### [Dataset records]

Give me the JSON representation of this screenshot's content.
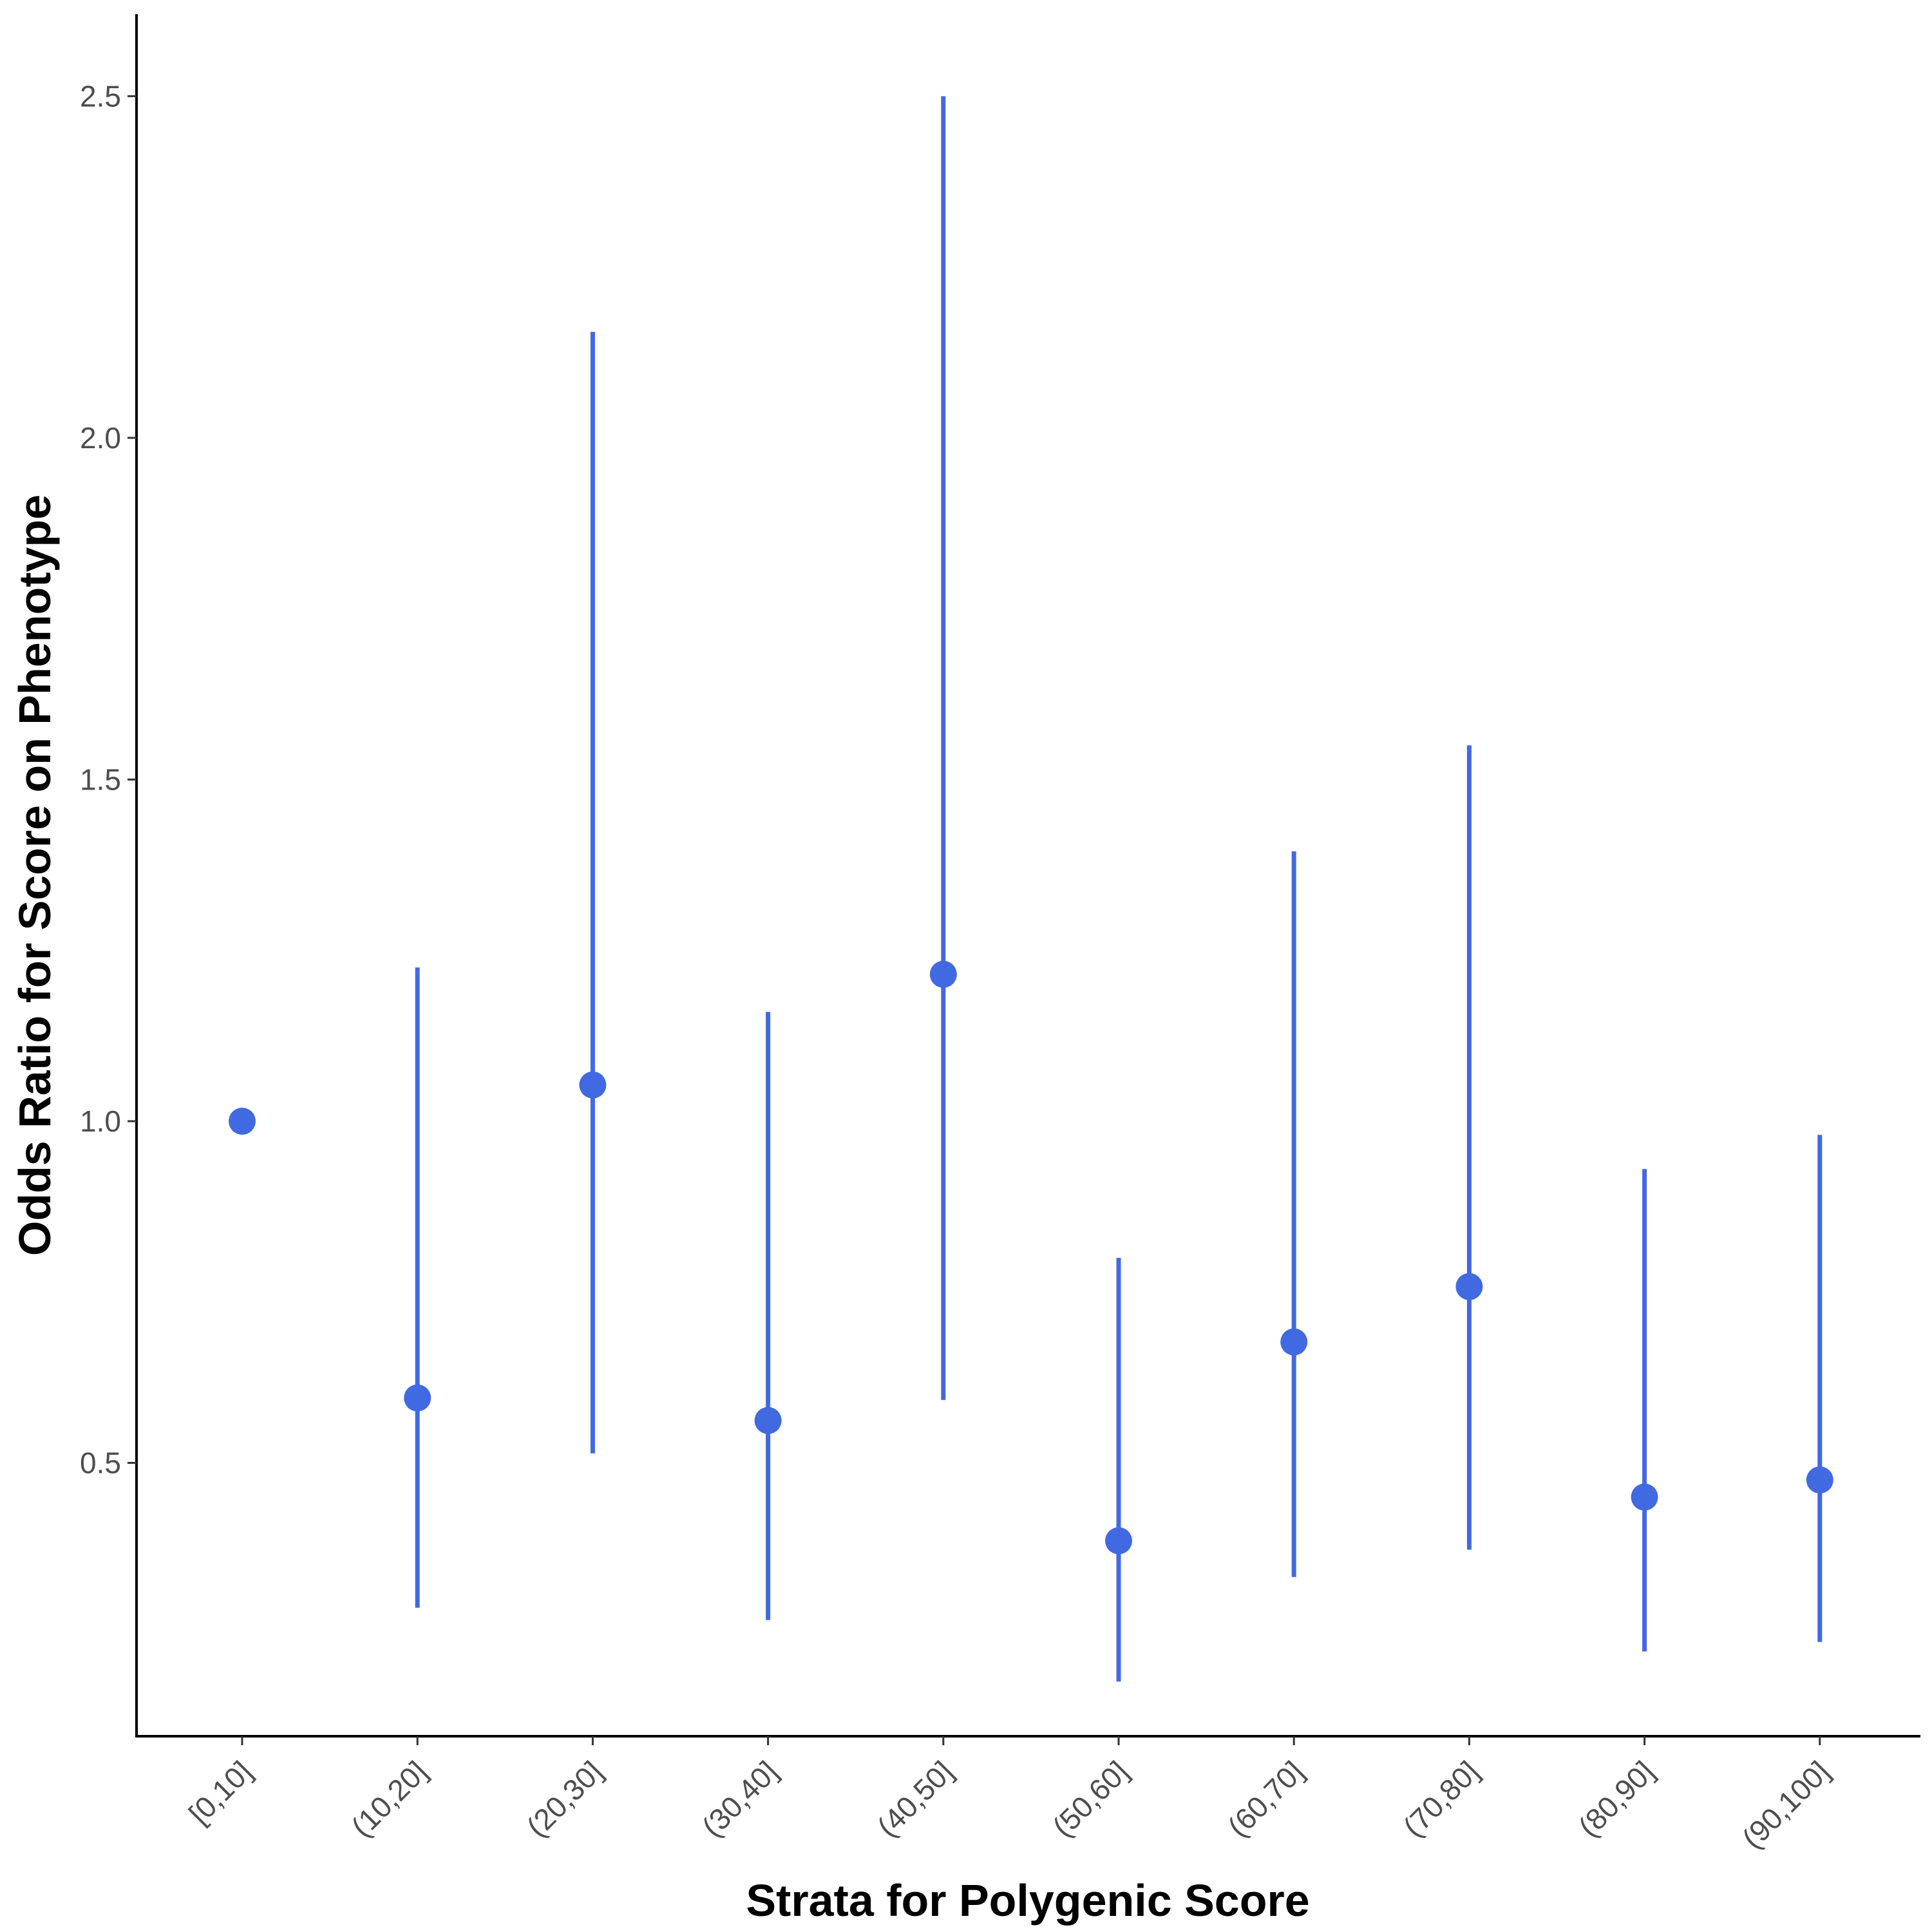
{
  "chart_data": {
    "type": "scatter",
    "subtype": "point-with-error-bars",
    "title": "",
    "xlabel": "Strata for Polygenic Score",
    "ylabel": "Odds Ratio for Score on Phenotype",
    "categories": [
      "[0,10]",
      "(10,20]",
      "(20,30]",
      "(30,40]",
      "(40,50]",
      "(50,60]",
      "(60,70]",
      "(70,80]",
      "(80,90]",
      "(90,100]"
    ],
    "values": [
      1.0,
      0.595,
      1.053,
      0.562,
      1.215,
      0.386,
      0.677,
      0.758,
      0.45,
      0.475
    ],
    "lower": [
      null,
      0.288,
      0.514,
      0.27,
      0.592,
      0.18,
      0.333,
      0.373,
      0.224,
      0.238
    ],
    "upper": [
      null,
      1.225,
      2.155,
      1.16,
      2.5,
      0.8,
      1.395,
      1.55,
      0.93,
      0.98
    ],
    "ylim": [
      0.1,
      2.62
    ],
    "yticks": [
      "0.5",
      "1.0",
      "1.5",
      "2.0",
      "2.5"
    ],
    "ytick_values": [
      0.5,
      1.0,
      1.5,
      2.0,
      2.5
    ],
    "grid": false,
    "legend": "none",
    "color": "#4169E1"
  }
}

* * *

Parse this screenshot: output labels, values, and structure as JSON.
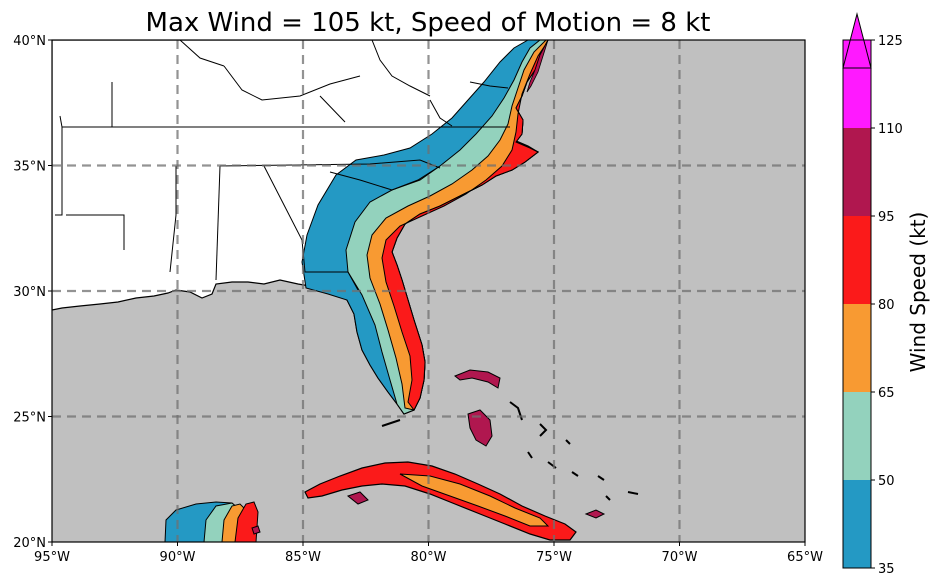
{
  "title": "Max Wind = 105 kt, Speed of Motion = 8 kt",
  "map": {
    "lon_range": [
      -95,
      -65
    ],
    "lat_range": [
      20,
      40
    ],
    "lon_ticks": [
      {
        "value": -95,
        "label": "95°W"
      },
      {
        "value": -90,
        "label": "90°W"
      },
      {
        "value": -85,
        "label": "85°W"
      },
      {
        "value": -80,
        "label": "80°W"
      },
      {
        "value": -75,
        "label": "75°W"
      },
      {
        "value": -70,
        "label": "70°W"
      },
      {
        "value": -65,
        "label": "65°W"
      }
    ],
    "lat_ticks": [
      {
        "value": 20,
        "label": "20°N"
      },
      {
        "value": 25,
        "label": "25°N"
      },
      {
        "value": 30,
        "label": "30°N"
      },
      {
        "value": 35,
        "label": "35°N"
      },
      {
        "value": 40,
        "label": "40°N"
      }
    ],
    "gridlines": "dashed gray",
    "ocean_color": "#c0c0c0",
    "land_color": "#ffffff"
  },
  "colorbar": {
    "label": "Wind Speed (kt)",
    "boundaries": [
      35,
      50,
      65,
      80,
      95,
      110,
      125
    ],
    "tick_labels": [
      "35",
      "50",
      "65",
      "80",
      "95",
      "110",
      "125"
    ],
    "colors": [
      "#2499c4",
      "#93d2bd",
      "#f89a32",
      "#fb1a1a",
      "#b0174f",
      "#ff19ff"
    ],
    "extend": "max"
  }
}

### [Exercise aim]
In the entries above, identify each line that includes the string "this", then copy it.

### [Finished task]
Give me the JSON representation of this screenshot's content.
Parse this screenshot: output labels, values, and structure as JSON.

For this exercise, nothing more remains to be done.